■ **REQUIRED WORK**: Identify each line below that contains the word "ARTICLE", and copy it out.

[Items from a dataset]

- - - -

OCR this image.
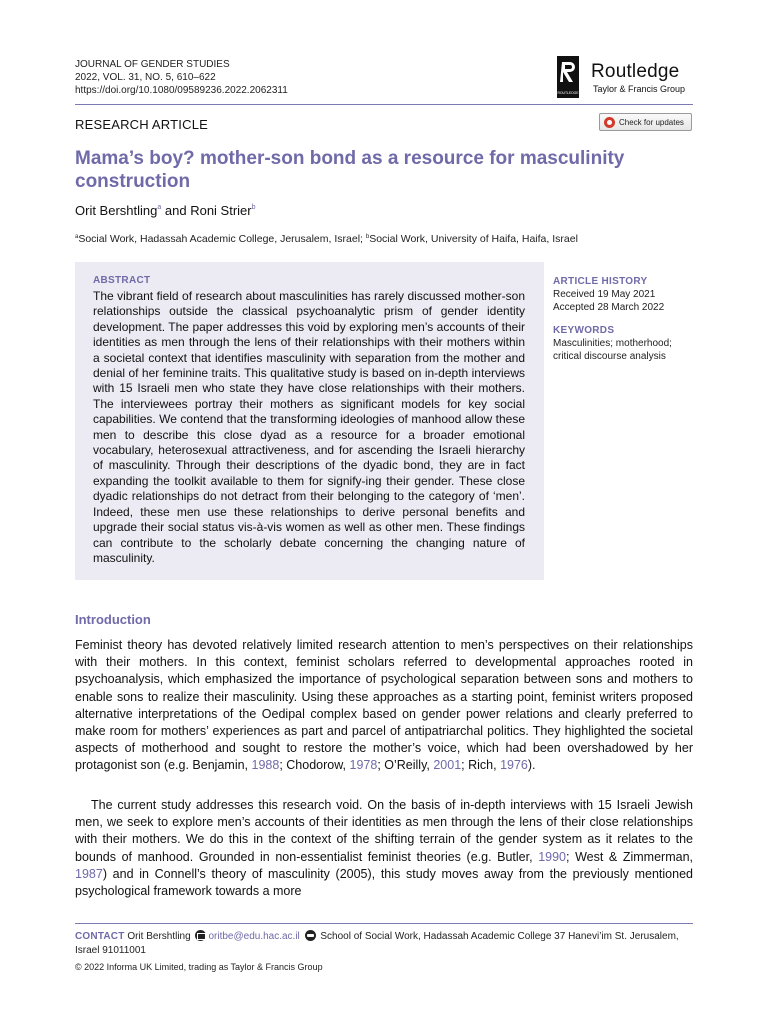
JOURNAL OF GENDER STUDIES
2022, VOL. 31, NO. 5, 610–622
https://doi.org/10.1080/09589236.2022.2062311	ROUTLEDGE
Routledge
Taylor & Francis Group
RESEARCH ARTICLE	Check for updates
Mama’s boy? mother-son bond as a resource for masculinity construction
Orit Bershtling$^a$ and Roni Strier$^b$
$^a$Social Work, Hadassah Academic College, Jerusalem, Israel; $^b$Social Work, University of Haifa, Haifa, Israel
ABSTRACT
The vibrant field of research about masculinities has rarely discussed mother-son relationships outside the classical psychoanalytic prism of gender identity development. The paper addresses this void by exploring men’s accounts of their identities as men through the lens of their relationships with their mothers within a societal context that identifies masculinity with separation from the mother and denial of her feminine traits. This qualitative study is based on in-depth interviews with 15 Israeli men who state they have close relationships with their mothers. The interviewees portray their mothers as significant models for key social capabilities. We contend that the transforming ideologies of manhood allow these men to describe this close dyad as a resource for a broader emotional vocabulary, heterosexual attractiveness, and for ascending the Israeli hierarchy of masculinity. Through their descriptions of the dyadic bond, they are in fact expanding the toolkit available to them for signify-ing their gender. These close dyadic relationships do not detract from their belonging to the category of ‘men’. Indeed, these men use these relationships to derive personal benefits and upgrade their social status vis-à-vis women as well as other men. These findings can contribute to the scholarly debate concerning the changing nature of masculinity.
ARTICLE HISTORY
Received 19 May 2021
Accepted 28 March 2022
KEYWORDS
Masculinities; motherhood;
critical discourse analysis
Introduction
Feminist theory has devoted relatively limited research attention to men’s perspectives on their relationships with their mothers. In this context, feminist scholars referred to developmental approaches rooted in psychoanalysis, which emphasized the importance of psychological separation between sons and mothers to enable sons to realize their masculinity. Using these approaches as a starting point, feminist writers proposed alternative interpretations of the Oedipal complex based on gender power relations and clearly preferred to make room for mothers’ experiences as part and parcel of antipatriarchal politics. They highlighted the societal aspects of motherhood and sought to restore the mother’s voice, which had been overshadowed by her protagonist son (e.g. Benjamin, 1988; Chodorow, 1978; O’Reilly, 2001; Rich, 1976).
The current study addresses this research void. On the basis of in-depth interviews with 15 Israeli Jewish men, we seek to explore men’s accounts of their identities as men through the lens of their close relationships with their mothers. We do this in the context of the shifting terrain of the gender system as it relates to the bounds of manhood. Grounded in non-essentialist feminist theories (e.g. Butler, 1990; West & Zimmerman, 1987) and in Connell’s theory of masculinity (2005), this study moves away from the previously mentioned psychological framework towards a more
CONTACT Orit Bershtling oritbe@edu.hac.ac.il  School of Social Work, Hadassah Academic College 37 Hanevi’im St. Jerusalem, Israel 91011001
© 2022 Informa UK Limited, trading as Taylor & Francis Group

- - - -

■ **OUTPUT FOR THIS TASK**:
RESEARCH ARTICLE	Check for updates
ARTICLE HISTORY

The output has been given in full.